[Saved entries]
********************

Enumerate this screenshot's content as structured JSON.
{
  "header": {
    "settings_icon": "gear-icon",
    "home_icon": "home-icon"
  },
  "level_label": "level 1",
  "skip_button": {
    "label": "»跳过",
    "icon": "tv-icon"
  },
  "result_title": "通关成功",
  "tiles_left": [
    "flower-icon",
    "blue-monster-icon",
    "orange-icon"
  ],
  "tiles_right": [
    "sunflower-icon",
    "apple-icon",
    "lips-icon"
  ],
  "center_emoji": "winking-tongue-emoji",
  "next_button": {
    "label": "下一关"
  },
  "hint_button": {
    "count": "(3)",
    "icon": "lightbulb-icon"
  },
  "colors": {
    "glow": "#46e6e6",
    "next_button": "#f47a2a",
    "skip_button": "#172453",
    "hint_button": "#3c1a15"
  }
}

********************

## WHAT IS REQUIRED
Take the entries above and copy them out exactly.

## TASK SOLUTION
Enumerate this screenshot's content as structured JSON.
{
  "header": {
    "settings_icon": "gear-icon",
    "home_icon": "home-icon"
  },
  "level_label": "level 1",
  "skip_button": {
    "label": "»跳过",
    "icon": "tv-icon"
  },
  "result_title": "通关成功",
  "tiles_left": [
    "flower-icon",
    "blue-monster-icon",
    "orange-icon"
  ],
  "tiles_right": [
    "sunflower-icon",
    "apple-icon",
    "lips-icon"
  ],
  "center_emoji": "winking-tongue-emoji",
  "next_button": {
    "label": "下一关"
  },
  "hint_button": {
    "count": "(3)",
    "icon": "lightbulb-icon"
  },
  "colors": {
    "glow": "#46e6e6",
    "next_button": "#f47a2a",
    "skip_button": "#172453",
    "hint_button": "#3c1a15"
  }
}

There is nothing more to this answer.